_YOUR TASK_: State only the count of lines in the listing below that hold "Topic".

_MATERIALS PROVIDED_:
▼
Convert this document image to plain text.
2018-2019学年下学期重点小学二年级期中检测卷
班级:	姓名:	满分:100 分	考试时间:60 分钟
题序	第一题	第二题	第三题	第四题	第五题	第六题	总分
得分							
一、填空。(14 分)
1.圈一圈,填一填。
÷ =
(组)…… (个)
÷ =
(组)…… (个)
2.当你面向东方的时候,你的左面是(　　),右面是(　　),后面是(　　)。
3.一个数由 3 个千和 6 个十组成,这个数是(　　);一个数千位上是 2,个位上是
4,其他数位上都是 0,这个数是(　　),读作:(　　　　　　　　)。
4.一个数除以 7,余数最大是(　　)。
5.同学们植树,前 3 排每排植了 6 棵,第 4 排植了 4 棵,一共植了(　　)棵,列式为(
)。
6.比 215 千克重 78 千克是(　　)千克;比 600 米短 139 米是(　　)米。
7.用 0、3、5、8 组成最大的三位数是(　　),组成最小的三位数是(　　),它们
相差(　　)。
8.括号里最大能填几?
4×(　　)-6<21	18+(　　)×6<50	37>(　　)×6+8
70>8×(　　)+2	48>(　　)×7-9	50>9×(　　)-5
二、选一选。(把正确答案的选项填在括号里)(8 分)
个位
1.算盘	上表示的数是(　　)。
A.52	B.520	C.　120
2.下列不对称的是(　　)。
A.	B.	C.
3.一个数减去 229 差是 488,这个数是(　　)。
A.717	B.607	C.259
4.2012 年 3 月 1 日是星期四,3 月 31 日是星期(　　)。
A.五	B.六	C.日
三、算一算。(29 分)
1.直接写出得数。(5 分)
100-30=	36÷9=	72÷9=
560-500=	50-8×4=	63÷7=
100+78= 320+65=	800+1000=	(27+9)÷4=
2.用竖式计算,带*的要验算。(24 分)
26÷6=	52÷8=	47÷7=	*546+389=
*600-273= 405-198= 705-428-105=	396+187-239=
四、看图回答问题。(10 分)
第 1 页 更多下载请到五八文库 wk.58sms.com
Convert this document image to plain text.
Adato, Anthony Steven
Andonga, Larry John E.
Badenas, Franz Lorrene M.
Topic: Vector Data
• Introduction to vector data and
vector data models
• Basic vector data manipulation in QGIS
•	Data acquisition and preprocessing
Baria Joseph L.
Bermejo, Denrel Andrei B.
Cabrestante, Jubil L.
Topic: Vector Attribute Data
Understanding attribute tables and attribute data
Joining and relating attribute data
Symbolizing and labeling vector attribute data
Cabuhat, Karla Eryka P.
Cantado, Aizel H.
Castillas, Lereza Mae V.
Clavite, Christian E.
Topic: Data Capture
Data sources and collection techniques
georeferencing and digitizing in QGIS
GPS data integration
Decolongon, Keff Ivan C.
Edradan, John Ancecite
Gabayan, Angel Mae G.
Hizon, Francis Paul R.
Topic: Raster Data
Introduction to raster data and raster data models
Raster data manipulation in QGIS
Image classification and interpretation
▲
_EXERCISE RESULT_: 4